Prompt - Go through the records below line by line, counting those that contain the word "subtitle"; answer with the count only.
>> Start
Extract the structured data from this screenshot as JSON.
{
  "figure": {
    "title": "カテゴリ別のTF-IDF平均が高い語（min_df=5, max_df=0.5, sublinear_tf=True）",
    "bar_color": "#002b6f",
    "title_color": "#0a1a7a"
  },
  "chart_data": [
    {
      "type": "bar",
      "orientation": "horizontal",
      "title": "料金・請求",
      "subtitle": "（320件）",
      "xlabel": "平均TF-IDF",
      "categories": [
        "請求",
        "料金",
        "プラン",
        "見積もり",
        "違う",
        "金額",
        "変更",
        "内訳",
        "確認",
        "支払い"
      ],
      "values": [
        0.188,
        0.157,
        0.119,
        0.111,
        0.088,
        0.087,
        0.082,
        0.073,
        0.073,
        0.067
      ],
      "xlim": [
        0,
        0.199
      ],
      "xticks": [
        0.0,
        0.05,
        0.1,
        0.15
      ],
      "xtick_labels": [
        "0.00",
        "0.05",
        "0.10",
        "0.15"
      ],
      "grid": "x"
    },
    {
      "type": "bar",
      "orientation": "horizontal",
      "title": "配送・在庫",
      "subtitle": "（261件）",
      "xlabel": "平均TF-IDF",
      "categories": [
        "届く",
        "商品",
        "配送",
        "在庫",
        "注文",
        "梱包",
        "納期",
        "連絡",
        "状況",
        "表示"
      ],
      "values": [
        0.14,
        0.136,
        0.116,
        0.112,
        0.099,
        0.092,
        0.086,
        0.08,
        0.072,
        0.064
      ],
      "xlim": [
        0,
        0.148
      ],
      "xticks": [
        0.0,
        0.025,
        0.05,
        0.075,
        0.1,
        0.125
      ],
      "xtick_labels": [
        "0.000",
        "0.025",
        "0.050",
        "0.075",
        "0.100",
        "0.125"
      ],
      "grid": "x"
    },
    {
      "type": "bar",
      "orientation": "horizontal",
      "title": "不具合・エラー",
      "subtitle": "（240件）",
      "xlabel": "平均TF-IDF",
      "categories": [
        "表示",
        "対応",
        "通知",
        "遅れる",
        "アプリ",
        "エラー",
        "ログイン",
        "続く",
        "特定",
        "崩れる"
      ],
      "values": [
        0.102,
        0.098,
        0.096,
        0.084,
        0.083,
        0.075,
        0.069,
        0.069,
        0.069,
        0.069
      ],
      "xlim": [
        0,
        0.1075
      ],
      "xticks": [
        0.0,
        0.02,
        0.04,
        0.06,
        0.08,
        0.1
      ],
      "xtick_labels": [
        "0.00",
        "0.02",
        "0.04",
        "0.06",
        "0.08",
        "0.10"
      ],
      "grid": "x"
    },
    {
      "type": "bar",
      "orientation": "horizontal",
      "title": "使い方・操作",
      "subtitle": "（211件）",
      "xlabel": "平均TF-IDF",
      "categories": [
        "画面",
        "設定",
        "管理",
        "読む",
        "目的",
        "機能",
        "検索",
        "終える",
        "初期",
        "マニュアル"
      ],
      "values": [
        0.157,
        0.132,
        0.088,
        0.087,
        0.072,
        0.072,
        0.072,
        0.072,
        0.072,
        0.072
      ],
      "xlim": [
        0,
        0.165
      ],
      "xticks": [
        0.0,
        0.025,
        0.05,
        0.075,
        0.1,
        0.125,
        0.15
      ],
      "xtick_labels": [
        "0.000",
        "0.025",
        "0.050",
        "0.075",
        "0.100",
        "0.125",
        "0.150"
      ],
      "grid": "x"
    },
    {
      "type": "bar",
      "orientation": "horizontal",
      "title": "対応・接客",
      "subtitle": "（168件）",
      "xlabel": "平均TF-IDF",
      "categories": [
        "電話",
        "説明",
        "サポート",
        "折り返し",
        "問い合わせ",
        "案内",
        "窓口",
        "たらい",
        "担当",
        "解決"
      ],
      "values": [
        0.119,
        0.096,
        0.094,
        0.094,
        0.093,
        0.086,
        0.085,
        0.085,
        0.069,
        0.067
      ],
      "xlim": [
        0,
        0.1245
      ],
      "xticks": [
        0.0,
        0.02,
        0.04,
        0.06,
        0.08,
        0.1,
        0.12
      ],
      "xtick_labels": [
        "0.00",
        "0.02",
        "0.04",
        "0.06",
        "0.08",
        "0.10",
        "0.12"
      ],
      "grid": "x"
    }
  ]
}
>> End
Reply - 5